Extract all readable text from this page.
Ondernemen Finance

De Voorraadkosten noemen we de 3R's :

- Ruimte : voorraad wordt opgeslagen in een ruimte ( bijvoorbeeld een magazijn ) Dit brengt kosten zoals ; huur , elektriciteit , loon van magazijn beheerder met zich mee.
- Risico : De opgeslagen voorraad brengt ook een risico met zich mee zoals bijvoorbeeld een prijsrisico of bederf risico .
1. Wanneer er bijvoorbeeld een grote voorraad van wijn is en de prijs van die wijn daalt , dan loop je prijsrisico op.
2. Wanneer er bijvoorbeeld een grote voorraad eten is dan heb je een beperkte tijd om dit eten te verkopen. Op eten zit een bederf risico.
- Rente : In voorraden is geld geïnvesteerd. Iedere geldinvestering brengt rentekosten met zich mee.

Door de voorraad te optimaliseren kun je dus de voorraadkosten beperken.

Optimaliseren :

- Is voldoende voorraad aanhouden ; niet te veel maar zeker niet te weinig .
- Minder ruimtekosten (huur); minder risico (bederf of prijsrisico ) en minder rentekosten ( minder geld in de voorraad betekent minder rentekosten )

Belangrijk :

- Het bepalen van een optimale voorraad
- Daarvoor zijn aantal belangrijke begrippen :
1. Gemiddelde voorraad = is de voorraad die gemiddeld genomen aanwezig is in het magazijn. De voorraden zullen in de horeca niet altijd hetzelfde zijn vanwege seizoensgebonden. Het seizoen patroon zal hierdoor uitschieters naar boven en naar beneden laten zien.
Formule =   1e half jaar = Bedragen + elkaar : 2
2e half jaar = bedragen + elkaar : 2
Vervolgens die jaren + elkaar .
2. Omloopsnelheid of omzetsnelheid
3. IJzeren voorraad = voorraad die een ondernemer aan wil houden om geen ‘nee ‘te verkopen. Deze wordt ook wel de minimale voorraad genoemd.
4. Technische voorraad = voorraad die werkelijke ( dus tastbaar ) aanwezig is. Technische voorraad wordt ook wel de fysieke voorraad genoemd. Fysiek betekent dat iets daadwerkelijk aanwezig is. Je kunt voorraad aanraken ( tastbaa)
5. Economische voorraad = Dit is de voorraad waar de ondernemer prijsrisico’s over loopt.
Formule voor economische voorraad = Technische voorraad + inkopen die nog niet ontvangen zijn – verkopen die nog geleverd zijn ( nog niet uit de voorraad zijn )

# THE TASK
The data above, all of it, needs to be output exactly as written.

# WRITTEN RESPONSE
Extract all readable text from this page.
Ondernemen Finance

De Voorraadkosten noemen we de 3R's :

- Ruimte : voorraad wordt opgeslagen in een ruimte ( bijvoorbeeld een magazijn ) Dit brengt kosten zoals ; huur , elektriciteit , loon van magazijn beheerder met zich mee.
- Risico : De opgeslagen voorraad brengt ook een risico met zich mee zoals bijvoorbeeld een prijsrisico of bederf risico .
1. Wanneer er bijvoorbeeld een grote voorraad van wijn is en de prijs van die wijn daalt , dan loop je prijsrisico op.
2. Wanneer er bijvoorbeeld een grote voorraad eten is dan heb je een beperkte tijd om dit eten te verkopen. Op eten zit een bederf risico.
- Rente : In voorraden is geld geïnvesteerd. Iedere geldinvestering brengt rentekosten met zich mee.

Door de voorraad te optimaliseren kun je dus de voorraadkosten beperken.

Optimaliseren :

- Is voldoende voorraad aanhouden ; niet te veel maar zeker niet te weinig .
- Minder ruimtekosten (huur); minder risico (bederf of prijsrisico ) en minder rentekosten ( minder geld in de voorraad betekent minder rentekosten )

Belangrijk :

- Het bepalen van een optimale voorraad
- Daarvoor zijn aantal belangrijke begrippen :
1. Gemiddelde voorraad = is de voorraad die gemiddeld genomen aanwezig is in het magazijn. De voorraden zullen in de horeca niet altijd hetzelfde zijn vanwege seizoensgebonden. Het seizoen patroon zal hierdoor uitschieters naar boven en naar beneden laten zien.
Formule =   1e half jaar = Bedragen + elkaar : 2
2e half jaar = bedragen + elkaar : 2
Vervolgens die jaren + elkaar .
2. Omloopsnelheid of omzetsnelheid
3. IJzeren voorraad = voorraad die een ondernemer aan wil houden om geen ‘nee ‘te verkopen. Deze wordt ook wel de minimale voorraad genoemd.
4. Technische voorraad = voorraad die werkelijke ( dus tastbaar ) aanwezig is. Technische voorraad wordt ook wel de fysieke voorraad genoemd. Fysiek betekent dat iets daadwerkelijk aanwezig is. Je kunt voorraad aanraken ( tastbaa)
5. Economische voorraad = Dit is de voorraad waar de ondernemer prijsrisico’s over loopt.
Formule voor economische voorraad = Technische voorraad + inkopen die nog niet ontvangen zijn – verkopen die nog geleverd zijn ( nog niet uit de voorraad zijn )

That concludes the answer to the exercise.